WHAT YOU SHOULD DO. Write down each entry again, exactly as it reads.

THE INPUT.
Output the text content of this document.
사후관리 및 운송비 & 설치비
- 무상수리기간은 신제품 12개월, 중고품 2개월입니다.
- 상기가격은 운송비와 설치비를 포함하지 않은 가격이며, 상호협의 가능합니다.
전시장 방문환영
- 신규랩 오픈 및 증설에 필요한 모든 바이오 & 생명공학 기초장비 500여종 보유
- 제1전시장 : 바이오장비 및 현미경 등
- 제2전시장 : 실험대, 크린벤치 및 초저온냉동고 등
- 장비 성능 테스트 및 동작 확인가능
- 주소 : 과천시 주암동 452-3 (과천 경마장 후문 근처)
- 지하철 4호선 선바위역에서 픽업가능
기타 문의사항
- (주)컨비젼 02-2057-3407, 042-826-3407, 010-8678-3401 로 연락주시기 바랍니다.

FINISHED ANSWER.
Output the text content of this document.
사후관리 및 운송비 & 설치비
- 무상수리기간은 신제품 12개월, 중고품 2개월입니다.
- 상기가격은 운송비와 설치비를 포함하지 않은 가격이며, 상호협의 가능합니다.
전시장 방문환영
- 신규랩 오픈 및 증설에 필요한 모든 바이오 & 생명공학 기초장비 500여종 보유
- 제1전시장 : 바이오장비 및 현미경 등
- 제2전시장 : 실험대, 크린벤치 및 초저온냉동고 등
- 장비 성능 테스트 및 동작 확인가능
- 주소 : 과천시 주암동 452-3 (과천 경마장 후문 근처)
- 지하철 4호선 선바위역에서 픽업가능
기타 문의사항
- (주)컨비젼 02-2057-3407, 042-826-3407, 010-8678-3401 로 연락주시기 바랍니다.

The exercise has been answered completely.